Problem description:
Lines containing the string "document" are to be counted; report the number and nothing more.

Records supplied:
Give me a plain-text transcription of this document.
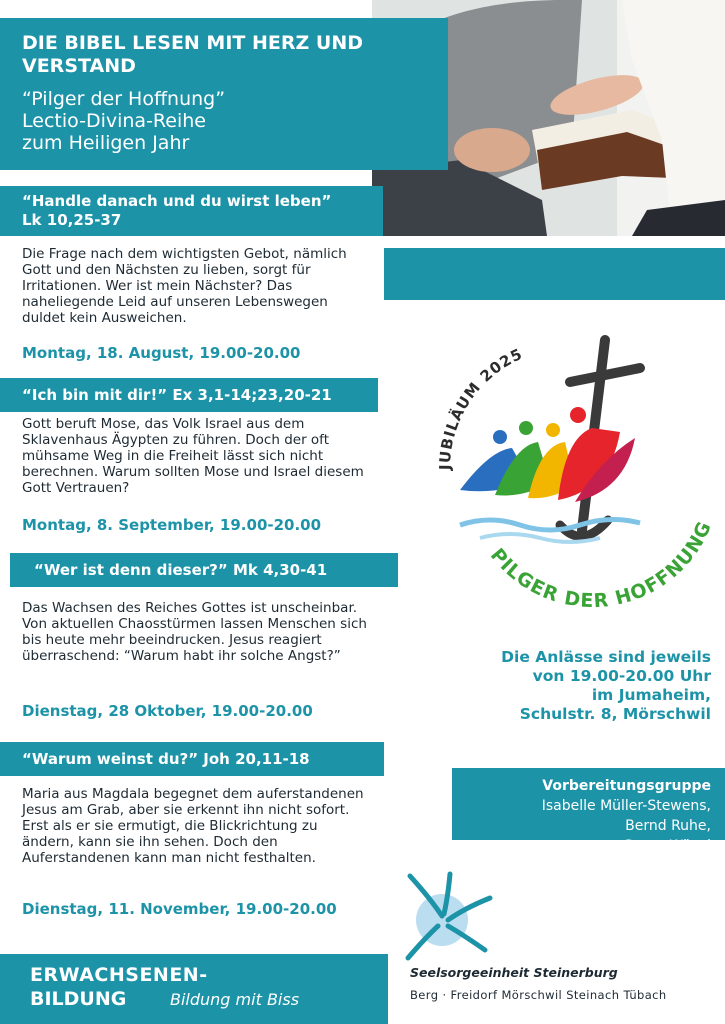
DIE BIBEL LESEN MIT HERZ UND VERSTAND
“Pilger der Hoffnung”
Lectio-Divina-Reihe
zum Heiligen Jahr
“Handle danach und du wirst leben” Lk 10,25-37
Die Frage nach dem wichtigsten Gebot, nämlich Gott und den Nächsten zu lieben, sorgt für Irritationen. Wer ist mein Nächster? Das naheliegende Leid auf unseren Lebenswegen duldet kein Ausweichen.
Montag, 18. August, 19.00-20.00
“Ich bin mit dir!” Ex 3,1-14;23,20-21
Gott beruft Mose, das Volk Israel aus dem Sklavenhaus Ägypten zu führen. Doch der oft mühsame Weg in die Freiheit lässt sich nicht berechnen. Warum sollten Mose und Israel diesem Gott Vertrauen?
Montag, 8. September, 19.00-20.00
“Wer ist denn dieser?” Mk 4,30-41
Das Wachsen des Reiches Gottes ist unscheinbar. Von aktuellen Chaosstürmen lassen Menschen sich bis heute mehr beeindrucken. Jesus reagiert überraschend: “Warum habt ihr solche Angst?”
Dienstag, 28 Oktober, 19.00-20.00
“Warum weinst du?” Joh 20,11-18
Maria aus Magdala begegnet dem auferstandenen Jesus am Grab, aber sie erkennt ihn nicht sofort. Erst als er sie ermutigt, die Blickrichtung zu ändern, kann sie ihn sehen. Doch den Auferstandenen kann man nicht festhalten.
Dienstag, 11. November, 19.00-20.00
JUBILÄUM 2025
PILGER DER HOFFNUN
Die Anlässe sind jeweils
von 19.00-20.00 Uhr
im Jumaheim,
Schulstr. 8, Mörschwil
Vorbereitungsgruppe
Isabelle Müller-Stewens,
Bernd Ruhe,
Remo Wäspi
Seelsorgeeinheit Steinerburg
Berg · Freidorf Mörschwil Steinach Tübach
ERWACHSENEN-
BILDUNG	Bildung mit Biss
==
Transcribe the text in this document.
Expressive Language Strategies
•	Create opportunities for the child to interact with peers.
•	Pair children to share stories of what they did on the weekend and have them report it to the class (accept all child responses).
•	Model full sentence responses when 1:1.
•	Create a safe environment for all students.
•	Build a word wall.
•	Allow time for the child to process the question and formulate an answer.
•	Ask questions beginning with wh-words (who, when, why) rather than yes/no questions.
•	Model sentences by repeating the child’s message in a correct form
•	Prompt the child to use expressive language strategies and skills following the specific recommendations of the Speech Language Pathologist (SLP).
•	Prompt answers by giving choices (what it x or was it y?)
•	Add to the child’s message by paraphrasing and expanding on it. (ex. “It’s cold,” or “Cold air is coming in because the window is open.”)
--
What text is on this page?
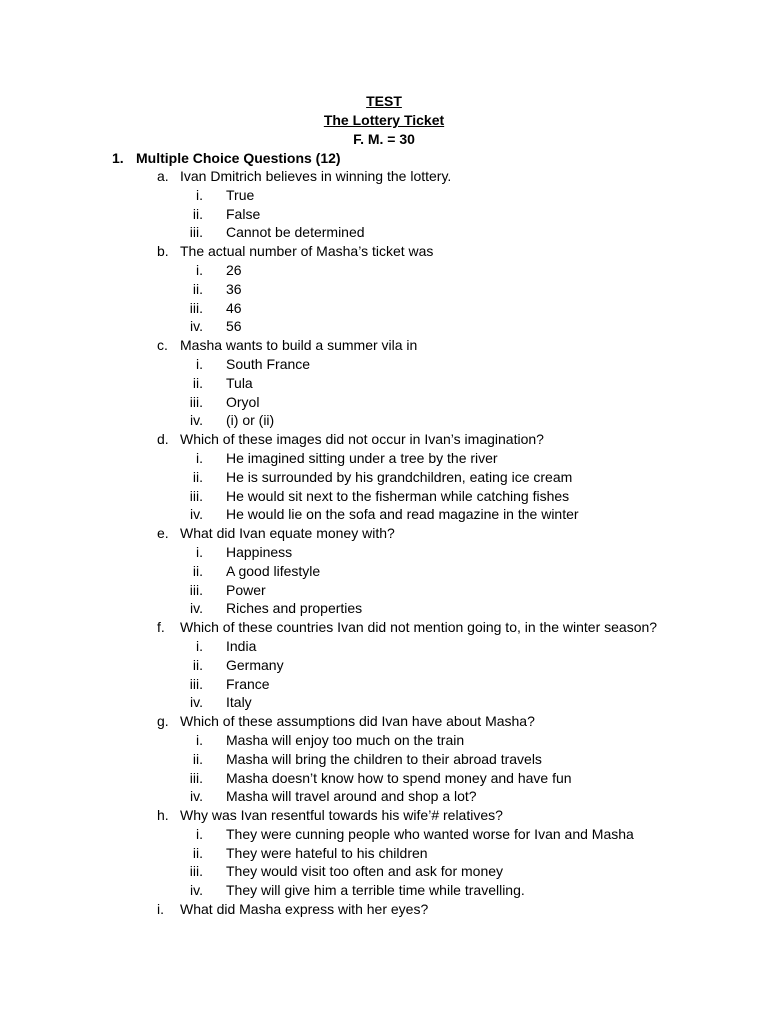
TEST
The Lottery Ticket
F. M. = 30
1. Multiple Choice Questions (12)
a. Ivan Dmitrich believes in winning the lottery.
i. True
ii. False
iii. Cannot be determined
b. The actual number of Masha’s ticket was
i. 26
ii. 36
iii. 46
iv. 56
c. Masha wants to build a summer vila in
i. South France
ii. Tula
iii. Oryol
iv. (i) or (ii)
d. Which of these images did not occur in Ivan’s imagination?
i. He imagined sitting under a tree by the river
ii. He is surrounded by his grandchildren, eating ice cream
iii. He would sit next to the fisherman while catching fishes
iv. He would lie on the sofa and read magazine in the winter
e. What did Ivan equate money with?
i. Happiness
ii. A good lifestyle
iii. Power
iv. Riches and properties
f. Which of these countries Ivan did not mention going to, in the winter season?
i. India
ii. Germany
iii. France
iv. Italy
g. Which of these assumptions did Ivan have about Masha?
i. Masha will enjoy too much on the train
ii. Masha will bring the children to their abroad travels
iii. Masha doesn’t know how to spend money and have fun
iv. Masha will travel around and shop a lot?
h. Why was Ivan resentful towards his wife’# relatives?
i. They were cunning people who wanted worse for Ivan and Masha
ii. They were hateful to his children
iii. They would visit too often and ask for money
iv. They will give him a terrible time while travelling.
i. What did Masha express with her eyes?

Exercise output:
2